▶ _Work to do_
1. In the Bengals article below, translate "All they had to do was win." into Spanish.
2. According to the Bengals article below, what is the title of Marvin Lewis's lecture series?

While teaching his ninth semester at Bengaldom State, head coach Marvin Lewis has used the team classroom at Paul Brown Stadium the past couple of weeks to not only go over current events but also offer a few history lessons in order to keep his team from mentally falling out of it while losing four of the last five.
It is a lecture series entitled "The Hot Teams," with the emphasis that the NFL is full of examples of teams catching fire late and going deep into the playoffs.
"'05 Steelers, '06 Bengals, '09 Jets, '08 Eagles," Lewis said as he walked out of his Monday news conference.
He had responded to the observation that everyone thought the '06 Bengals were dead after they lost those two games in Indianapolis and Denver and went into the season finale at PBS against the Steelers at 8-7.
The Chiefs won and the Broncos lost, just exactly the scenario the Bengals needed. All they had to do was win. Except with eight seconds left Shayne Graham missed his first field goal attempt inside 40 yards in two years and Cincinnati lost in overtime and the AFC's sixth and last seed.

▶ _Supplied material_

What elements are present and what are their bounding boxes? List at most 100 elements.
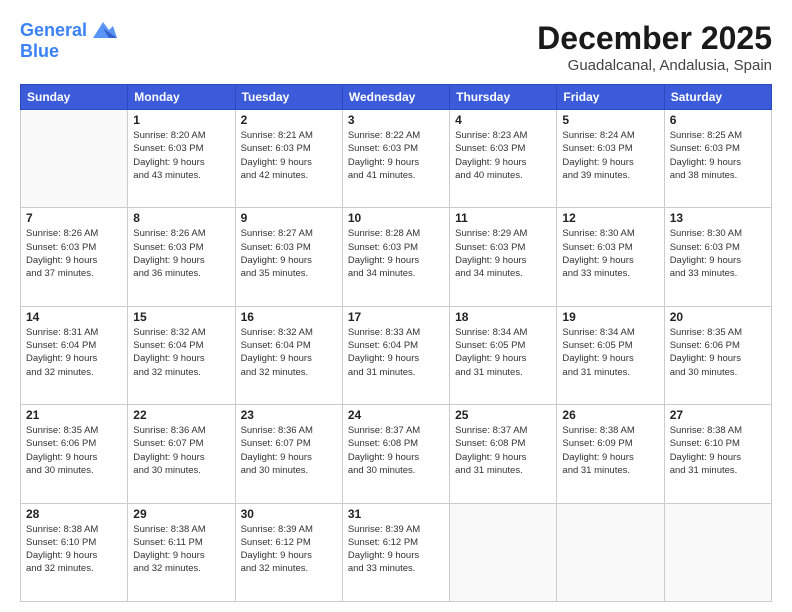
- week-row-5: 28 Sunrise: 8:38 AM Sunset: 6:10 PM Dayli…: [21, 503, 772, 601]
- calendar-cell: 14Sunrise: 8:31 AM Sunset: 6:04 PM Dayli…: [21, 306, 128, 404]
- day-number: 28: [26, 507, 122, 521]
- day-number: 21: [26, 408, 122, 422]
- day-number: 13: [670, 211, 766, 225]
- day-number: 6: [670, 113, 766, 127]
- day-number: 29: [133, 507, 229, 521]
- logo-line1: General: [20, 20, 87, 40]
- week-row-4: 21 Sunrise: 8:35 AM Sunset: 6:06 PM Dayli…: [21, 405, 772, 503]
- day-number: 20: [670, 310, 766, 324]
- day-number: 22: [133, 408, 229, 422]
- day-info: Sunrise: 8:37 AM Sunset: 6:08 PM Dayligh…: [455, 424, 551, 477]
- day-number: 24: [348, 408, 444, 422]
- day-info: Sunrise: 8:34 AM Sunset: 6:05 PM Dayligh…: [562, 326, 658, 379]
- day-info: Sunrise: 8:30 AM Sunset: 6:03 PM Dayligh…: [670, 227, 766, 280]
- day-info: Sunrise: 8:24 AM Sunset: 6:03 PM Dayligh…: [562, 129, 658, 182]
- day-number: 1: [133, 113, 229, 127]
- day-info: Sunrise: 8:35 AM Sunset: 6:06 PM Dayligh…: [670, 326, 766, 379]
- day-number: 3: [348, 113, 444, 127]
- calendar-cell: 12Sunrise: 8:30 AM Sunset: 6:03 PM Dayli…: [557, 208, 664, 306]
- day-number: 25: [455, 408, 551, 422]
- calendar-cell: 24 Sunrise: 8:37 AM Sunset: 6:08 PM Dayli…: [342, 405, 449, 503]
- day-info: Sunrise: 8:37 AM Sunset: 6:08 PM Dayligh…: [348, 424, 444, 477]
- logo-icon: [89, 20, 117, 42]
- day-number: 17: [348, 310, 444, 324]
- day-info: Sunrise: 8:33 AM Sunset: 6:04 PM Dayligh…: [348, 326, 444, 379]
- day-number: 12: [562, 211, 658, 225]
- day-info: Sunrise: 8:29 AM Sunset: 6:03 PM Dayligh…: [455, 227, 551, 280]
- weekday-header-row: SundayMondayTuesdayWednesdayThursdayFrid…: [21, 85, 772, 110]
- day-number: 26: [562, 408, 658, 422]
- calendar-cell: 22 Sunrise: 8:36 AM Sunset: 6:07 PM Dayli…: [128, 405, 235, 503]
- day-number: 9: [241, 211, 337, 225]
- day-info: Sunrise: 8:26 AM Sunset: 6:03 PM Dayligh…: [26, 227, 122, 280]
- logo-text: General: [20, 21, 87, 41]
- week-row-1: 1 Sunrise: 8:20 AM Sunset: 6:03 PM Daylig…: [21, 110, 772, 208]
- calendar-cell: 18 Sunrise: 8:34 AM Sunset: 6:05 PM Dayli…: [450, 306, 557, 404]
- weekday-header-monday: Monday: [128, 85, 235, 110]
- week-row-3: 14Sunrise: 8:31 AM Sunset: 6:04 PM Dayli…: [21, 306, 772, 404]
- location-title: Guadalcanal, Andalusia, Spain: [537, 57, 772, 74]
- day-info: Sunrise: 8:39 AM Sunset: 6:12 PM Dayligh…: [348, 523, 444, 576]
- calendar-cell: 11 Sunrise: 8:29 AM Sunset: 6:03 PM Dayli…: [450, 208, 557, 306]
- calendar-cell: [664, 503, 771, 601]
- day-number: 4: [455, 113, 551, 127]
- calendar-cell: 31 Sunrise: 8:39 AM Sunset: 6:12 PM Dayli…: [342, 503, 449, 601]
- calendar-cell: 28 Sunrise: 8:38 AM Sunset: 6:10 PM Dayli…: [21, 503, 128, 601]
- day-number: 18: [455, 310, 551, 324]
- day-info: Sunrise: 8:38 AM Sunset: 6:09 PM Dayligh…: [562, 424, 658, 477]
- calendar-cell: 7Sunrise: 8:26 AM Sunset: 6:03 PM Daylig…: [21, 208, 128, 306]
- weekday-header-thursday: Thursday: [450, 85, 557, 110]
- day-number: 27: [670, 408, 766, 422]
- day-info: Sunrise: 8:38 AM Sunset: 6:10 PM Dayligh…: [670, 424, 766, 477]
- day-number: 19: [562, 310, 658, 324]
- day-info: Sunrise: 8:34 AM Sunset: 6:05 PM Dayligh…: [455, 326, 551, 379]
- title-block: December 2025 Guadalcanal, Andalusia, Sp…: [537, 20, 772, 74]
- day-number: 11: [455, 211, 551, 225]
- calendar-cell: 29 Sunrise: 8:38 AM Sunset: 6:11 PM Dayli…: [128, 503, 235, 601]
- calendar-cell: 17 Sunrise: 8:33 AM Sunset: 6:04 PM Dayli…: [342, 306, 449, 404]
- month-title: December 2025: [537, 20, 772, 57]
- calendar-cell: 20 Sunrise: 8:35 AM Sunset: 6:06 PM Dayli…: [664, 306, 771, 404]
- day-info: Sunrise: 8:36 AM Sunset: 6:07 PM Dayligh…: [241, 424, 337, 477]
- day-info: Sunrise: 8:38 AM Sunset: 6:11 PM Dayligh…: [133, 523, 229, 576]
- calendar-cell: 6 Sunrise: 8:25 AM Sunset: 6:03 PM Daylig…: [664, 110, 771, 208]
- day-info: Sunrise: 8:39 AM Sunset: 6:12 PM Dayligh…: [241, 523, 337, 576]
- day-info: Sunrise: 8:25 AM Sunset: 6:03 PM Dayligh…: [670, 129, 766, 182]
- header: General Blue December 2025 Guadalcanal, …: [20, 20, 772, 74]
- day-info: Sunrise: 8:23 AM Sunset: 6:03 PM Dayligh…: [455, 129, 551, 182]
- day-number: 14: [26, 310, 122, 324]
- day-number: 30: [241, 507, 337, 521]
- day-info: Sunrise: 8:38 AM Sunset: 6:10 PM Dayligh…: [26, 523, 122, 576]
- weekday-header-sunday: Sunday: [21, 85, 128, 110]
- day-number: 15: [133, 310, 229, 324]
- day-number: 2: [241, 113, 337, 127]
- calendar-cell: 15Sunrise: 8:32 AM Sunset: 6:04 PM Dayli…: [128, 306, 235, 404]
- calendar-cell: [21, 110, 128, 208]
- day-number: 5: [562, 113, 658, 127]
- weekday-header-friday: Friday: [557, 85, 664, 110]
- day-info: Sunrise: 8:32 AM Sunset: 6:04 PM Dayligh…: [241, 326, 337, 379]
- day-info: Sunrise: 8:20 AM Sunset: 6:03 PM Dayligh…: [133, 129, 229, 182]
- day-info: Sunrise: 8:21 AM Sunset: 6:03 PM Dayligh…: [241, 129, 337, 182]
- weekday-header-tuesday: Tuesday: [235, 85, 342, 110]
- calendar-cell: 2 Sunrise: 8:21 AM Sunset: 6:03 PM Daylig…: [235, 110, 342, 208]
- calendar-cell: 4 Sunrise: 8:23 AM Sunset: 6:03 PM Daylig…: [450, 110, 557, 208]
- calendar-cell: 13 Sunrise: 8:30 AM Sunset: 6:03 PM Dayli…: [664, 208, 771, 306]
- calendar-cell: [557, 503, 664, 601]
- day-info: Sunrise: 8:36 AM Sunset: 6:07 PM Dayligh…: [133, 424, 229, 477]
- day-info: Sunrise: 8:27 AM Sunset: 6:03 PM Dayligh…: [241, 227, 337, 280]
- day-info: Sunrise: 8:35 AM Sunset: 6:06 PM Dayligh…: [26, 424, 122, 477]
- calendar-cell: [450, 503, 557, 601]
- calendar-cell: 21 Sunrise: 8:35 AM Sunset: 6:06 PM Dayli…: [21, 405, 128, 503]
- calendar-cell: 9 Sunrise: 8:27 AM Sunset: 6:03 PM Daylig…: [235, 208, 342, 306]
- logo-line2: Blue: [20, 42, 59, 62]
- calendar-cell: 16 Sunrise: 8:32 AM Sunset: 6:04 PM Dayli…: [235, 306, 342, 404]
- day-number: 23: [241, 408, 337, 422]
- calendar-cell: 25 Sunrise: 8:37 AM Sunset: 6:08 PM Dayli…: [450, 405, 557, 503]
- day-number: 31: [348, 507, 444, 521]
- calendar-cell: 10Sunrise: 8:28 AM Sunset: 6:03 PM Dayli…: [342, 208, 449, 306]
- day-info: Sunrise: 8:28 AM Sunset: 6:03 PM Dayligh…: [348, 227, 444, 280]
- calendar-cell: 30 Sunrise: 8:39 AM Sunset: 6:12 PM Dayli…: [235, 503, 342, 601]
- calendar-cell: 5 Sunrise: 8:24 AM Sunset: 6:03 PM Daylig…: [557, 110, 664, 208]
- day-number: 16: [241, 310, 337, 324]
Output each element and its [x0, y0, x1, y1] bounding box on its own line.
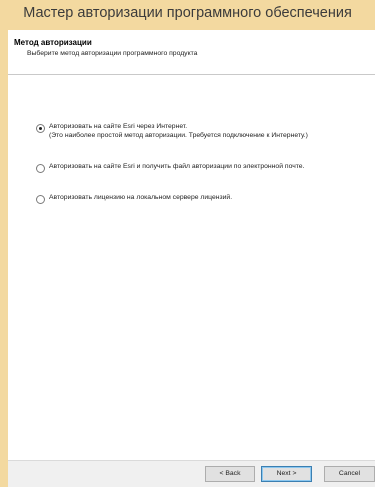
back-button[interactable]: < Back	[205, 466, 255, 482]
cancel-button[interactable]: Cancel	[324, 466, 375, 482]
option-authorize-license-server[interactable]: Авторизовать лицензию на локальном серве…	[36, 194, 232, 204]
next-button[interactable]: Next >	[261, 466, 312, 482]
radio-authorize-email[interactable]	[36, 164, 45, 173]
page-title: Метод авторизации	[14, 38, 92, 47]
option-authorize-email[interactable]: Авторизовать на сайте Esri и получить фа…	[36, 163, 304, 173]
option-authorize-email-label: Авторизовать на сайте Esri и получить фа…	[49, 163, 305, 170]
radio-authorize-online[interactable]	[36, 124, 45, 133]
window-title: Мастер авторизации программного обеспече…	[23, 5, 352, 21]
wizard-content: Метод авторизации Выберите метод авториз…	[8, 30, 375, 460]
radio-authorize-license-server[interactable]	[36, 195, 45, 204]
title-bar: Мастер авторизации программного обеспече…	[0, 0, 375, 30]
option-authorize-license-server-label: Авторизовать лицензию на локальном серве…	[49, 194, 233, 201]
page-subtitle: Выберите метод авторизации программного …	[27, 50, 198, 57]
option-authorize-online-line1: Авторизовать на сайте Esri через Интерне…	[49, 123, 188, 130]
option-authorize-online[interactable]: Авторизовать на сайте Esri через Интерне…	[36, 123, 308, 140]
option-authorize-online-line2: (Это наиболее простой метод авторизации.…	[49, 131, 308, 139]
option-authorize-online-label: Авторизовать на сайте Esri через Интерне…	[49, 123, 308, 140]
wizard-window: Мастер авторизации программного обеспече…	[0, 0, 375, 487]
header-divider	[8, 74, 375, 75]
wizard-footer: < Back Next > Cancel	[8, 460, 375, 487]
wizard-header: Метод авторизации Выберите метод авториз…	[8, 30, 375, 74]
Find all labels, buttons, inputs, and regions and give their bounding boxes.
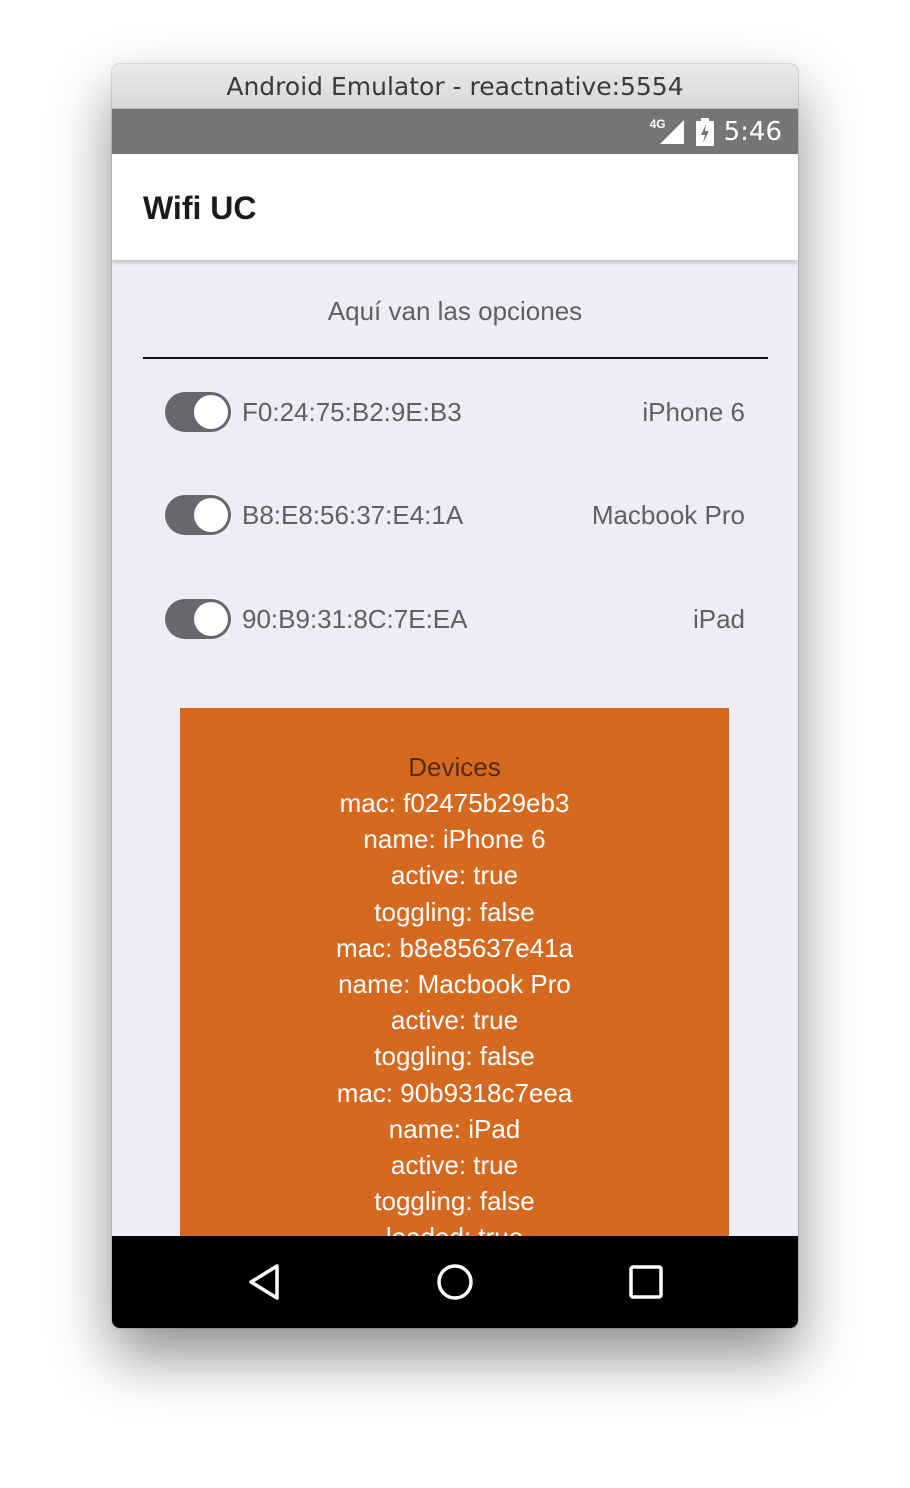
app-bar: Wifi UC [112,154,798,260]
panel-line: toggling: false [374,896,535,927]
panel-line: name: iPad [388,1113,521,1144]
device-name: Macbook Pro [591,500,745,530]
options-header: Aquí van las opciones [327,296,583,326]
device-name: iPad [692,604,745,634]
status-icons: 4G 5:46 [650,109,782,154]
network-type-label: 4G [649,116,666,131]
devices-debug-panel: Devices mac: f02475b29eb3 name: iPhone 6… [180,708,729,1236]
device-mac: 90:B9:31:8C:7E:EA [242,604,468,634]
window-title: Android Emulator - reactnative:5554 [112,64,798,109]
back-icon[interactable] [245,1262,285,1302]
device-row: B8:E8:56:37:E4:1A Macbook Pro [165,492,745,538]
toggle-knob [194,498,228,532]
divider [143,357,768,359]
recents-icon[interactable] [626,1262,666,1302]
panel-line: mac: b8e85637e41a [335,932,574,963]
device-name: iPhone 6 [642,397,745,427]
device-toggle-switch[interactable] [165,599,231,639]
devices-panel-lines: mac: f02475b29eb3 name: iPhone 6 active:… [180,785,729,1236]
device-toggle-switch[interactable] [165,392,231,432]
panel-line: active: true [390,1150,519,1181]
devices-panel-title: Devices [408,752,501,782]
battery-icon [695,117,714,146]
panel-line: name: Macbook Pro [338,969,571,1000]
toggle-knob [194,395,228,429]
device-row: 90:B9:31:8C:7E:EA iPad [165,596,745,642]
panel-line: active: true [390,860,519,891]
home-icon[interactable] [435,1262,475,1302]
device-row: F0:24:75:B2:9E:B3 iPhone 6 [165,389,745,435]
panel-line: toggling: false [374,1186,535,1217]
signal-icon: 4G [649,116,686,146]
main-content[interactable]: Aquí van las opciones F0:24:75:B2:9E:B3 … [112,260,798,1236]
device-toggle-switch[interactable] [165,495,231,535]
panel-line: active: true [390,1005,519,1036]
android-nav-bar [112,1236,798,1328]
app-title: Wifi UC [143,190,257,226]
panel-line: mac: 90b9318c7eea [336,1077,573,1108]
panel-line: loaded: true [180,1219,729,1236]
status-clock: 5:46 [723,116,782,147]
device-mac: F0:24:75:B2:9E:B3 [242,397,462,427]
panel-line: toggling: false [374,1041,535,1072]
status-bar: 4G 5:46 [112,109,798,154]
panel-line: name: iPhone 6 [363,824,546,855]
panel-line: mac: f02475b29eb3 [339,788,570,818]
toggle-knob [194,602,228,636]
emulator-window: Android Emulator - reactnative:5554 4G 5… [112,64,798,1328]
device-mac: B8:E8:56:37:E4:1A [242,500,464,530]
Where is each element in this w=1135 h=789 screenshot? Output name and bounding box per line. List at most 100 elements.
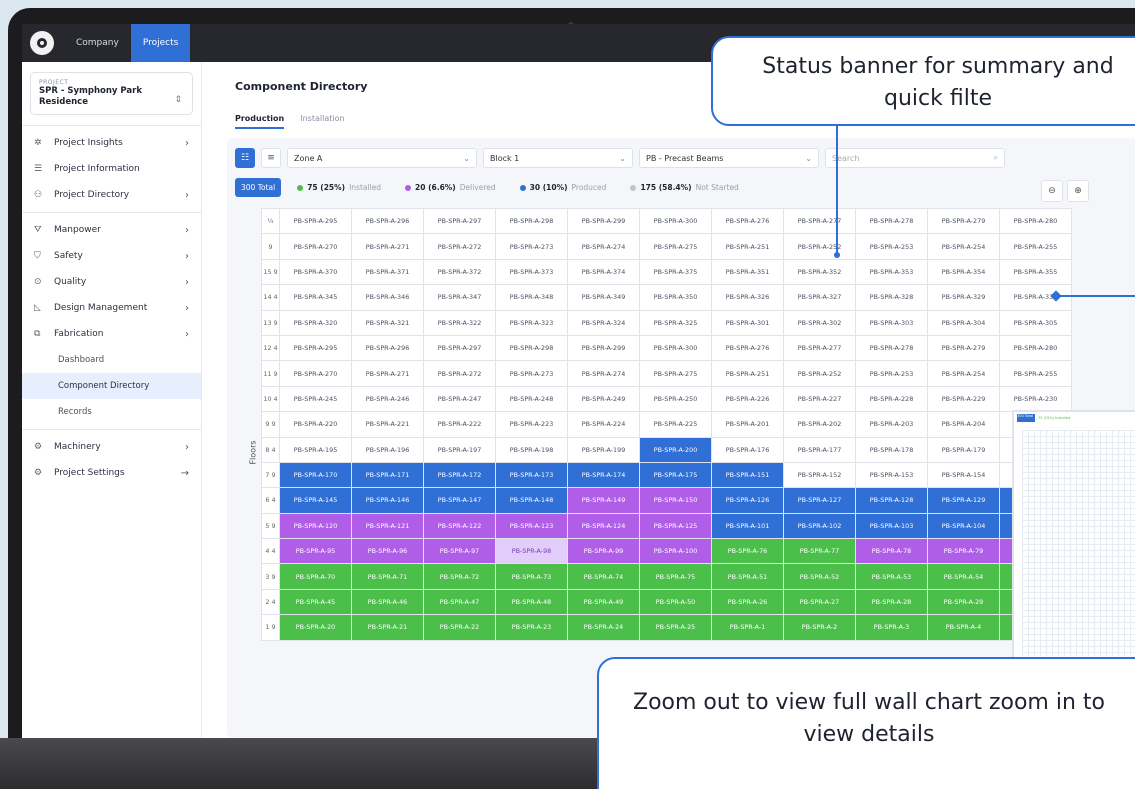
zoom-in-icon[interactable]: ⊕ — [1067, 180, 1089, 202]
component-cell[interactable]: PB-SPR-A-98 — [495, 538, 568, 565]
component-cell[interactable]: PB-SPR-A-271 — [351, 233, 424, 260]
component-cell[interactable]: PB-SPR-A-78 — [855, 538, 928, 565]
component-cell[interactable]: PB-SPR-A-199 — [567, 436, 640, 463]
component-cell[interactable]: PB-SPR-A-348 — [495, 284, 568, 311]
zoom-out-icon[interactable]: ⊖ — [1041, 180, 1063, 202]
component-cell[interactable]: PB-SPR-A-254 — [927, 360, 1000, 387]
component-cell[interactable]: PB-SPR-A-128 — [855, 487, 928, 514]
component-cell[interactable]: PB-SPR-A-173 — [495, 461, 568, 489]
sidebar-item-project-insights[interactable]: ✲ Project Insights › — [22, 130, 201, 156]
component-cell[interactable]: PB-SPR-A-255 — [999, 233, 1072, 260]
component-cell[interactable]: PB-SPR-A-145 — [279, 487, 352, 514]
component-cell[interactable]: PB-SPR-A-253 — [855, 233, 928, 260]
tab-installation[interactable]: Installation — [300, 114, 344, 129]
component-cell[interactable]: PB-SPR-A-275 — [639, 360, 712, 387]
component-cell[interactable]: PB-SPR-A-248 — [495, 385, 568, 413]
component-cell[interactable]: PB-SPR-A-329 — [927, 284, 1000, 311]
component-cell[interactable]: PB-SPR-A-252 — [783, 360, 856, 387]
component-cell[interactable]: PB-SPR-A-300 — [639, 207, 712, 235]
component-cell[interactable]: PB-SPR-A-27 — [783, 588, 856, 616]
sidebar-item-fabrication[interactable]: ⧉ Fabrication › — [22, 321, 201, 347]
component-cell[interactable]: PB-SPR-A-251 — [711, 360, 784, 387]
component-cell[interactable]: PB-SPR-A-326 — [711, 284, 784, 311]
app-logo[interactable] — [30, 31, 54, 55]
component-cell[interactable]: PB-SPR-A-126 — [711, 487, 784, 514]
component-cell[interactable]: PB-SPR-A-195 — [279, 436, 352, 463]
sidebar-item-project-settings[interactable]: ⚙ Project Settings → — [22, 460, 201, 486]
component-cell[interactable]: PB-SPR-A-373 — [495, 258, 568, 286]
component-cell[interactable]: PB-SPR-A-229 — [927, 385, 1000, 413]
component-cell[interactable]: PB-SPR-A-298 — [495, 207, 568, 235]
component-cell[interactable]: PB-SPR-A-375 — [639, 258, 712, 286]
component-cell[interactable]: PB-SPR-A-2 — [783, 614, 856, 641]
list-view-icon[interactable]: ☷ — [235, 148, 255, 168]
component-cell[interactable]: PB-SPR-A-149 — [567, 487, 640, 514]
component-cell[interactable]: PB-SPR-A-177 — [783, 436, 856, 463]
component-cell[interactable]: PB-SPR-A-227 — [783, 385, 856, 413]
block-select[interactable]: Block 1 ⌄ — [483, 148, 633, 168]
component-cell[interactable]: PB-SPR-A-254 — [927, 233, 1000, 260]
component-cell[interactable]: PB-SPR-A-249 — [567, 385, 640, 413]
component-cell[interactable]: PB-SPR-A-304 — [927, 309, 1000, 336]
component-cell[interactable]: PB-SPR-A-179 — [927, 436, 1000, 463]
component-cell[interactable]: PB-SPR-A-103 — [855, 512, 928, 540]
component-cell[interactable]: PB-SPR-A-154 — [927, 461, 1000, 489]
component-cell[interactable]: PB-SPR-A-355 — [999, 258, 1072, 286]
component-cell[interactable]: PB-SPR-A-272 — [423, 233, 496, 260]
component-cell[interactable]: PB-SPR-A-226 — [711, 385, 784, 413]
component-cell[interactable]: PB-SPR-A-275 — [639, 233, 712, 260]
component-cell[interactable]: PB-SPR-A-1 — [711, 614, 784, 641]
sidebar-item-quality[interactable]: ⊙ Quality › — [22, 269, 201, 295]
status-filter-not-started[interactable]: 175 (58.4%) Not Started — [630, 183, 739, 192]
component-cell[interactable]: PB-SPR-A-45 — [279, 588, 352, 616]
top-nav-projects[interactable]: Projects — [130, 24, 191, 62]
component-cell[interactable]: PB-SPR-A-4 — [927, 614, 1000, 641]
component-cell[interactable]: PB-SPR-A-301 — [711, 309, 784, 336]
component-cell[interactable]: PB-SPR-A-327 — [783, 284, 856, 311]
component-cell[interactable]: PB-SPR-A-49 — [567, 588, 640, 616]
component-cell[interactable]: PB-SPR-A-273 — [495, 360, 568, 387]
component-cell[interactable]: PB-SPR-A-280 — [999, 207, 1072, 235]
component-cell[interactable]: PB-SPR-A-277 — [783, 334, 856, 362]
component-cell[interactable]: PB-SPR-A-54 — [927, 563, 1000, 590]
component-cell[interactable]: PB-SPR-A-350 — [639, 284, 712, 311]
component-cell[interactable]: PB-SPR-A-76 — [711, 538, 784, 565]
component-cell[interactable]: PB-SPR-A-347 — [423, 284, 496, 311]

▶ _Solutions to the exercise_
1. Lo único que tenían que hacer era ganar.

2. "The Hot Teams."